- **WHAT THIS TASK INVOLVES**
Pick out each line of the records that includes the string "entry", and copy it.

Source data:

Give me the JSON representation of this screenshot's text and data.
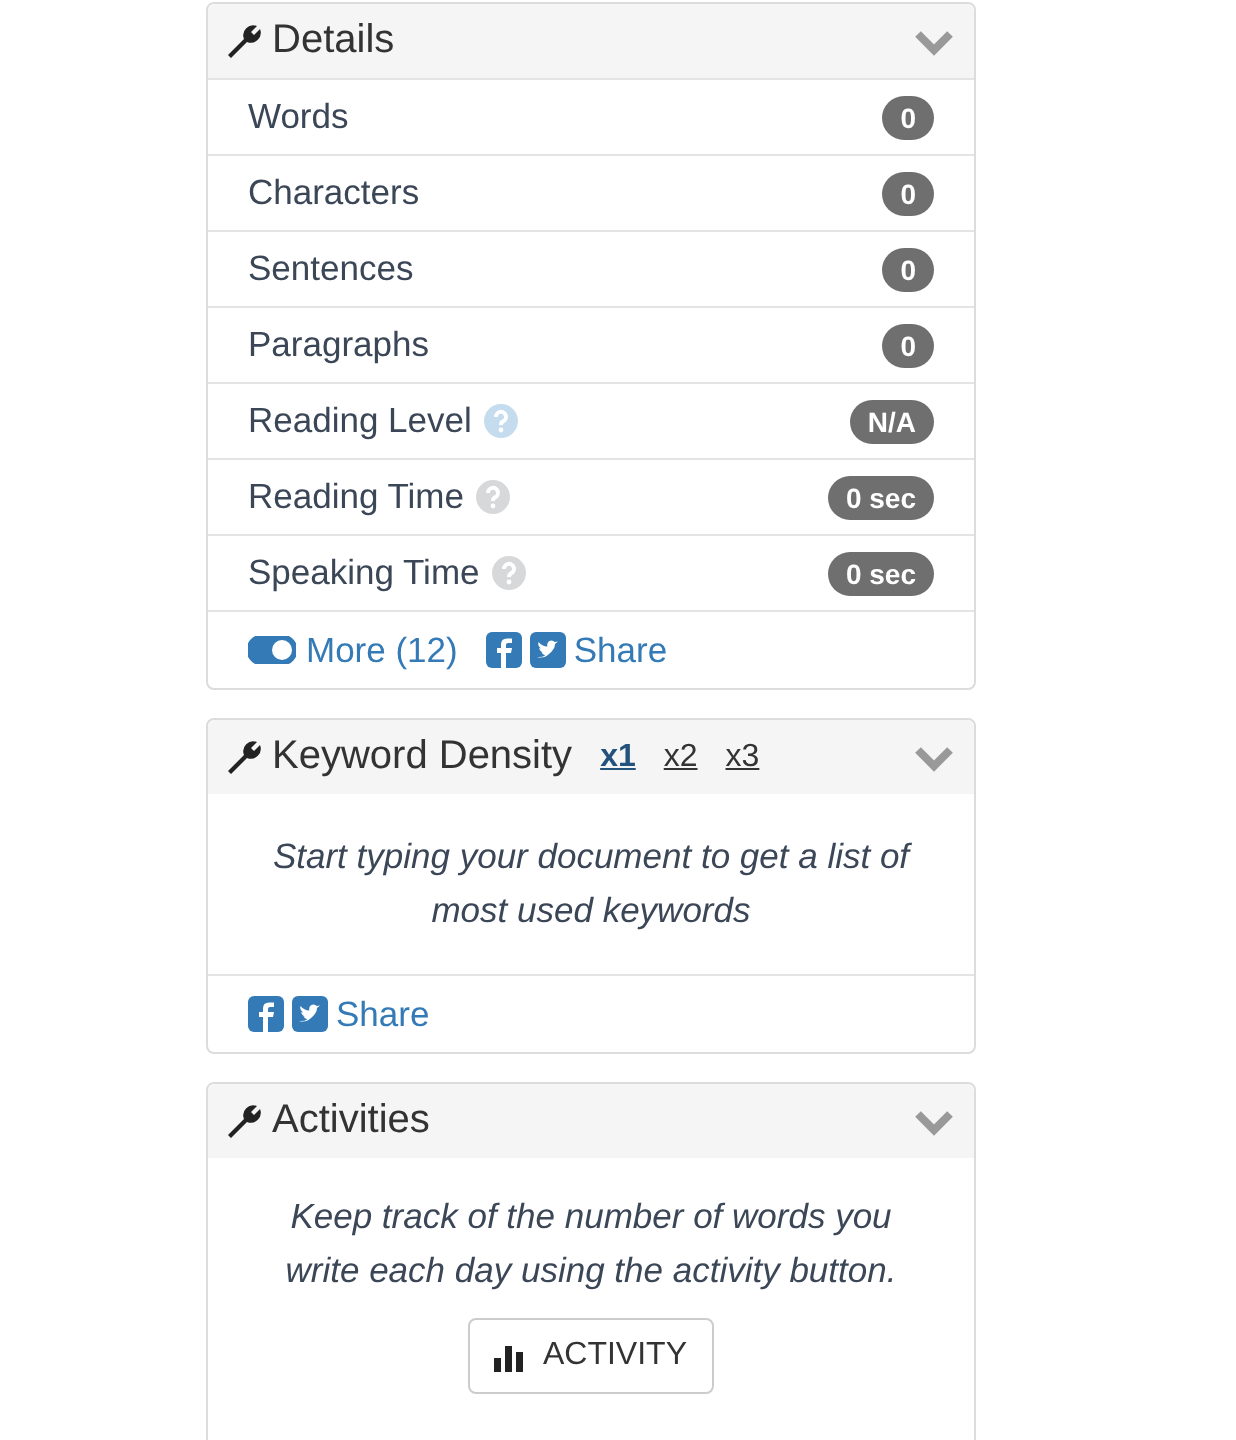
{
  "details": {
    "title": "Details",
    "expanded": true,
    "rows": [
      {
        "label": "Words",
        "value": "0"
      },
      {
        "label": "Characters",
        "value": "0"
      },
      {
        "label": "Sentences",
        "value": "0"
      },
      {
        "label": "Paragraphs",
        "value": "0"
      },
      {
        "label": "Reading Level",
        "value": "N/A",
        "color": "#c5dcef"
      },
      {
        "label": "Reading Time",
        "value": "0 sec",
        "color": "#d6d8da"
      },
      {
        "label": "Speaking Time",
        "value": "0 sec",
        "color": "#d6d8da"
      }
    ],
    "more": {
      "label": "More (12)",
      "on": true
    },
    "share": "Share"
  },
  "keyword_density": {
    "title": "Keyword Density",
    "expanded": true,
    "tabs": [
      {
        "label": "x1",
        "selected": true
      },
      {
        "label": "x2",
        "selected": false
      },
      {
        "label": "x3",
        "selected": false
      }
    ],
    "message": "Start typing your document to get a list of most used keywords",
    "share": "Share"
  },
  "activities": {
    "title": "Activities",
    "expanded": true,
    "message": "Keep track of the number of words you write each day using the activity button.",
    "button": "ACTIVITY"
  }
}
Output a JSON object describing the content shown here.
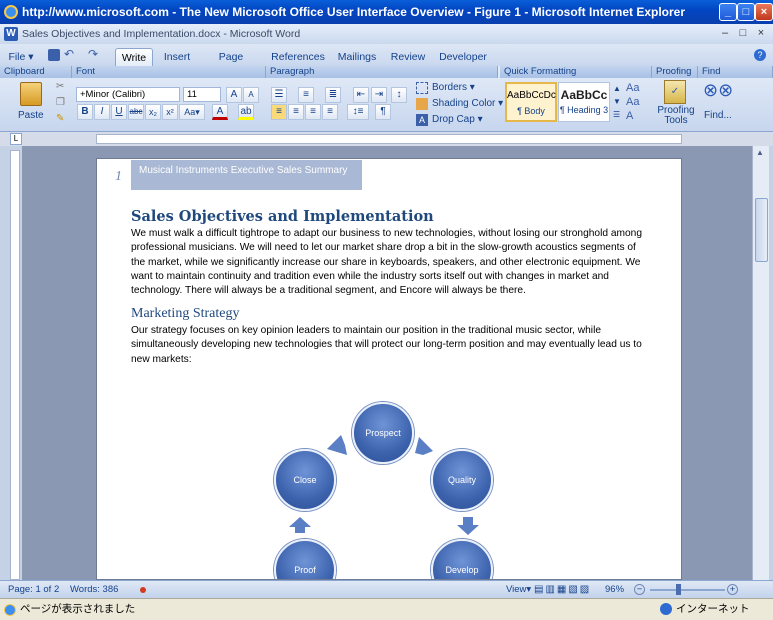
{
  "ie": {
    "title": "http://www.microsoft.com - The New Microsoft Office User Interface Overview - Figure 1 - Microsoft Internet Explorer",
    "status": "ページが表示されました",
    "zone": "インターネット"
  },
  "word": {
    "doc_title": "Sales Objectives and Implementation.docx - Microsoft Word",
    "file_menu": "File",
    "tabs": [
      "Write",
      "Insert",
      "Page Layout",
      "References",
      "Mailings",
      "Review",
      "Developer"
    ],
    "groups": [
      "Clipboard",
      "Font",
      "Paragraph",
      "Quick Formatting",
      "Proofing",
      "Find"
    ],
    "paste_label": "Paste",
    "font_name": "+Minor (Calibri)",
    "font_size": "11",
    "borders_label": "Borders",
    "shading_label": "Shading Color",
    "dropcap_label": "Drop Cap",
    "styles": [
      {
        "preview": "AaBbCcDc",
        "name": "¶ Body"
      },
      {
        "preview": "AaBbCc",
        "name": "¶ Heading 3"
      }
    ],
    "proofing_label": "Proofing Tools",
    "find_label": "Find..."
  },
  "document": {
    "header_number": "1",
    "header_text": "Musical Instruments Executive Sales Summary",
    "heading1": "Sales Objectives and Implementation",
    "para1": "We must walk a difficult tightrope to adapt our business to new technologies, without losing our stronghold among professional musicians. We will need to let our market share drop a bit in the slow-growth acoustics segments of the market, while we significantly increase our share in keyboards, speakers, and other electronic equipment. We want to maintain continuity and tradition even while the industry sorts itself out with changes in market and technology. There will always be a traditional segment, and Encore will always be there.",
    "heading2": "Marketing Strategy",
    "para2": "Our strategy focuses on key opinion leaders to maintain our position in the traditional music sector, while simultaneously developing new technologies that will protect our long-term position and may eventually lead us to new markets:",
    "diagram": [
      "Prospect",
      "Quality",
      "Develop",
      "Proof",
      "Close"
    ]
  },
  "status": {
    "page": "Page: 1 of 2",
    "words": "Words: 386",
    "view": "View",
    "zoom": "96%"
  }
}
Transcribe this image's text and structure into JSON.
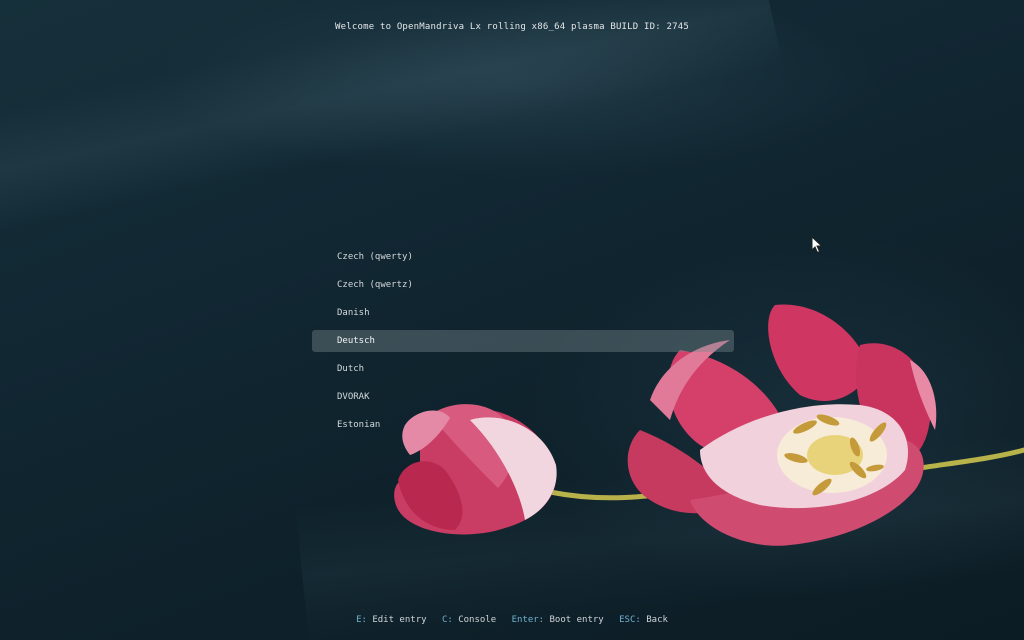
{
  "header": {
    "title": "Welcome to OpenMandriva Lx rolling x86_64 plasma BUILD ID: 2745"
  },
  "menu": {
    "items": [
      {
        "label": "Czech (qwerty)",
        "selected": false
      },
      {
        "label": "Czech (qwertz)",
        "selected": false
      },
      {
        "label": "Danish",
        "selected": false
      },
      {
        "label": "Deutsch",
        "selected": true
      },
      {
        "label": "Dutch",
        "selected": false
      },
      {
        "label": "DVORAK",
        "selected": false
      },
      {
        "label": "Estonian",
        "selected": false
      }
    ]
  },
  "footer": {
    "hints": [
      {
        "key": "E:",
        "action": "Edit entry"
      },
      {
        "key": "C:",
        "action": "Console"
      },
      {
        "key": "Enter:",
        "action": "Boot entry"
      },
      {
        "key": "ESC:",
        "action": "Back"
      }
    ]
  },
  "colors": {
    "background": "#102530",
    "selection": "#5e6c71",
    "key_accent": "#6fb0cf",
    "petal": "#c8345e",
    "petal_highlight": "#f3d4de"
  },
  "icons": {
    "pointer": "mouse-pointer-icon"
  }
}
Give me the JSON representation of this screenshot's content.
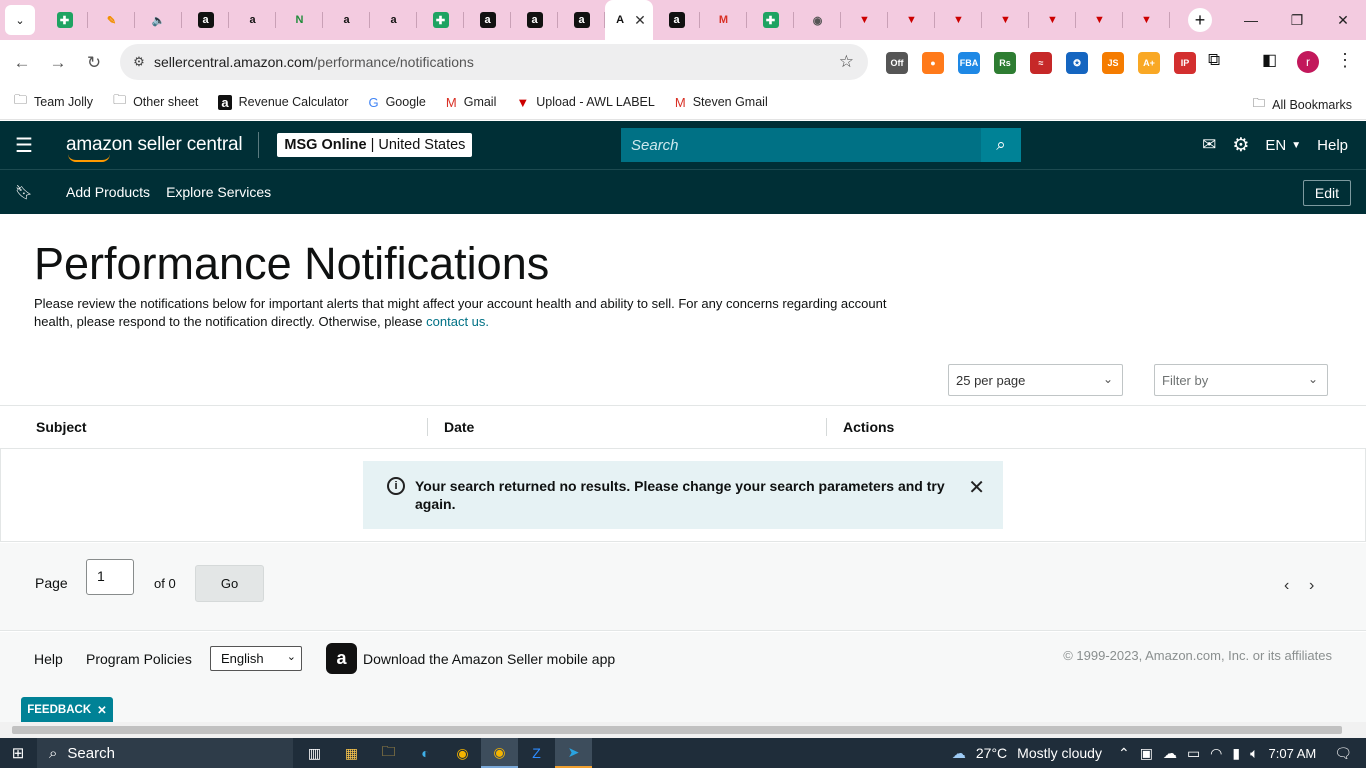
{
  "browser": {
    "tabs": [
      {
        "icon": "sheets-icon",
        "glyph": "✚",
        "style": "sheet"
      },
      {
        "icon": "pen-icon",
        "glyph": "✎",
        "style": "pen"
      },
      {
        "icon": "speaker-icon",
        "glyph": "🔈",
        "style": "speaker"
      },
      {
        "icon": "amazon-icon",
        "glyph": "a",
        "style": "amz"
      },
      {
        "icon": "amazon-smile-icon",
        "glyph": "a",
        "style": "amzw"
      },
      {
        "icon": "n-icon",
        "glyph": "N",
        "style": "green"
      },
      {
        "icon": "amazon-smile-icon",
        "glyph": "a",
        "style": "amzw"
      },
      {
        "icon": "amazon-smile-icon",
        "glyph": "a",
        "style": "amzw"
      },
      {
        "icon": "sheets-icon",
        "glyph": "✚",
        "style": "sheet"
      },
      {
        "icon": "amazon-icon",
        "glyph": "a",
        "style": "amz"
      },
      {
        "icon": "amazon-icon",
        "glyph": "a",
        "style": "amz"
      },
      {
        "icon": "amazon-icon",
        "glyph": "a",
        "style": "amz"
      },
      {
        "icon": "active-tab-icon",
        "glyph": "A",
        "style": "amzw",
        "active": true
      },
      {
        "icon": "amazon-icon",
        "glyph": "a",
        "style": "amz"
      },
      {
        "icon": "gmail-icon",
        "glyph": "M",
        "style": "gmail"
      },
      {
        "icon": "sheets-icon",
        "glyph": "✚",
        "style": "sheet"
      },
      {
        "icon": "chrome-icon",
        "glyph": "◉",
        "style": "chrome"
      },
      {
        "icon": "red-v-icon",
        "glyph": "▼",
        "style": "red"
      },
      {
        "icon": "red-v-icon",
        "glyph": "▼",
        "style": "red"
      },
      {
        "icon": "red-v-icon",
        "glyph": "▼",
        "style": "red"
      },
      {
        "icon": "red-v-icon",
        "glyph": "▼",
        "style": "red"
      },
      {
        "icon": "red-v-icon",
        "glyph": "▼",
        "style": "red"
      },
      {
        "icon": "red-v-icon",
        "glyph": "▼",
        "style": "red"
      },
      {
        "icon": "red-v-icon",
        "glyph": "▼",
        "style": "red"
      }
    ],
    "url_host": "sellercentral.amazon.com",
    "url_path": "/performance/notifications",
    "profile_initial": "r",
    "bookmarks": [
      {
        "label": "Team Jolly",
        "icon": "folder-icon"
      },
      {
        "label": "Other sheet",
        "icon": "folder-icon"
      },
      {
        "label": "Revenue Calculator",
        "icon": "amazon-icon"
      },
      {
        "label": "Google",
        "icon": "google-icon"
      },
      {
        "label": "Gmail",
        "icon": "gmail-icon"
      },
      {
        "label": "Upload - AWL LABEL",
        "icon": "red-v-icon"
      },
      {
        "label": "Steven Gmail",
        "icon": "gmail-icon"
      }
    ],
    "all_bookmarks": "All Bookmarks",
    "extensions": [
      {
        "name": "off-extension",
        "label": "Off",
        "color": "#555"
      },
      {
        "name": "orange-extension",
        "label": "●",
        "color": "#ff7a1a"
      },
      {
        "name": "fba-extension",
        "label": "FBA",
        "color": "#1e88e5"
      },
      {
        "name": "rs-extension",
        "label": "Rs",
        "color": "#2e7d32"
      },
      {
        "name": "sas-extension",
        "label": "≈",
        "color": "#c62828"
      },
      {
        "name": "keepa-extension",
        "label": "✪",
        "color": "#1565c0"
      },
      {
        "name": "js-extension",
        "label": "JS",
        "color": "#f57c00"
      },
      {
        "name": "scout-extension",
        "label": "A+",
        "color": "#f9a825"
      },
      {
        "name": "ip-alert-extension",
        "label": "IP",
        "color": "#d32f2f"
      }
    ]
  },
  "header": {
    "logo_text": "amazon seller central",
    "store_name": "MSG Online",
    "store_region": "| United States",
    "search_placeholder": "Search",
    "language": "EN",
    "help": "Help"
  },
  "subnav": {
    "links": [
      "Add Products",
      "Explore Services"
    ],
    "edit_label": "Edit"
  },
  "page": {
    "title": "Performance Notifications",
    "intro": "Please review the notifications below for important alerts that might affect your account health and ability to sell. For any concerns regarding account health, please respond to the notification directly. Otherwise, please ",
    "contact_link": "contact us.",
    "per_page": "25 per page",
    "filter_by": "Filter by"
  },
  "table": {
    "columns": [
      "Subject",
      "Date",
      "Actions"
    ],
    "empty_message": "Your search returned no results. Please change your search parameters and try again."
  },
  "pager": {
    "label": "Page",
    "value": "1",
    "of": "of 0",
    "go": "Go"
  },
  "footer": {
    "help": "Help",
    "program_policies": "Program Policies",
    "language": "English",
    "app_link": "Download the Amazon Seller mobile app",
    "copyright": "© 1999-2023, Amazon.com, Inc. or its affiliates"
  },
  "feedback": "FEEDBACK",
  "taskbar": {
    "search": "Search",
    "temperature": "27°C",
    "weather": "Mostly cloudy",
    "time": "7:07 AM"
  }
}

- **OUTPUT OF THE TASK**
        "action": "Edit entry"
        "action": "Boot entry"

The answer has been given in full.